### Exercise prompt
Work out how many lines of the records contain "Effect". Answer with the number and nothing else.

Dataset listings of figures:
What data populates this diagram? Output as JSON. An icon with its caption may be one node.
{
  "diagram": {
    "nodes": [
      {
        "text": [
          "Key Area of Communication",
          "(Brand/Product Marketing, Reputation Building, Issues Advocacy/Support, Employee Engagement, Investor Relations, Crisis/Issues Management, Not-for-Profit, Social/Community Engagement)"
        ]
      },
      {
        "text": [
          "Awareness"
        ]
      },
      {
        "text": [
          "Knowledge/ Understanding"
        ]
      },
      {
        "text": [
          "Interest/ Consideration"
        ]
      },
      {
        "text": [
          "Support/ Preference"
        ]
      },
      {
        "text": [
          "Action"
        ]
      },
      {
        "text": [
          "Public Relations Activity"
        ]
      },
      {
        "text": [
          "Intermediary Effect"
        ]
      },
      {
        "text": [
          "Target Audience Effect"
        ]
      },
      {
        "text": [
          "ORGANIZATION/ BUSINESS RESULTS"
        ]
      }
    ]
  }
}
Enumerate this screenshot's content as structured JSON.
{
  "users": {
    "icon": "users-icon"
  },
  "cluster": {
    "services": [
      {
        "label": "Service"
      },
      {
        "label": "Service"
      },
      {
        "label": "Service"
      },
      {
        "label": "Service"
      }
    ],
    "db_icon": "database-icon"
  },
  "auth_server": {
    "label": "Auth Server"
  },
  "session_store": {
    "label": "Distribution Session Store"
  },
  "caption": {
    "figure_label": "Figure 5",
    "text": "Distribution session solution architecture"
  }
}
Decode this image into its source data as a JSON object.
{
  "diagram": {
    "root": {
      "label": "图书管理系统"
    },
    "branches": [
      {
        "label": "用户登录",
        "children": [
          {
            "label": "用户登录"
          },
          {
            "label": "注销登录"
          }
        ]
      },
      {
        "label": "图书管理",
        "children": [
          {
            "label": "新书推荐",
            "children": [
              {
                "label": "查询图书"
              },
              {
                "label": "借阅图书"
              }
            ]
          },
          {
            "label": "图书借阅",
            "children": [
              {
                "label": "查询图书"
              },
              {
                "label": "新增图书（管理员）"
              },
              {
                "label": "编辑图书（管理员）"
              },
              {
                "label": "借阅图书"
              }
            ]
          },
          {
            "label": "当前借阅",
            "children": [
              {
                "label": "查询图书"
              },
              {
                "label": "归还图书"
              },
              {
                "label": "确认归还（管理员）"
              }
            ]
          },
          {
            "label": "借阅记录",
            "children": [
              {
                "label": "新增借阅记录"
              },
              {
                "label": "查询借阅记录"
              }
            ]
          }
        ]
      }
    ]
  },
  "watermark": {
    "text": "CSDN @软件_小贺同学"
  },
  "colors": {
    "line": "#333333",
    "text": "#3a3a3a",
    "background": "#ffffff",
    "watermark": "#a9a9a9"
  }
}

### Correct response
2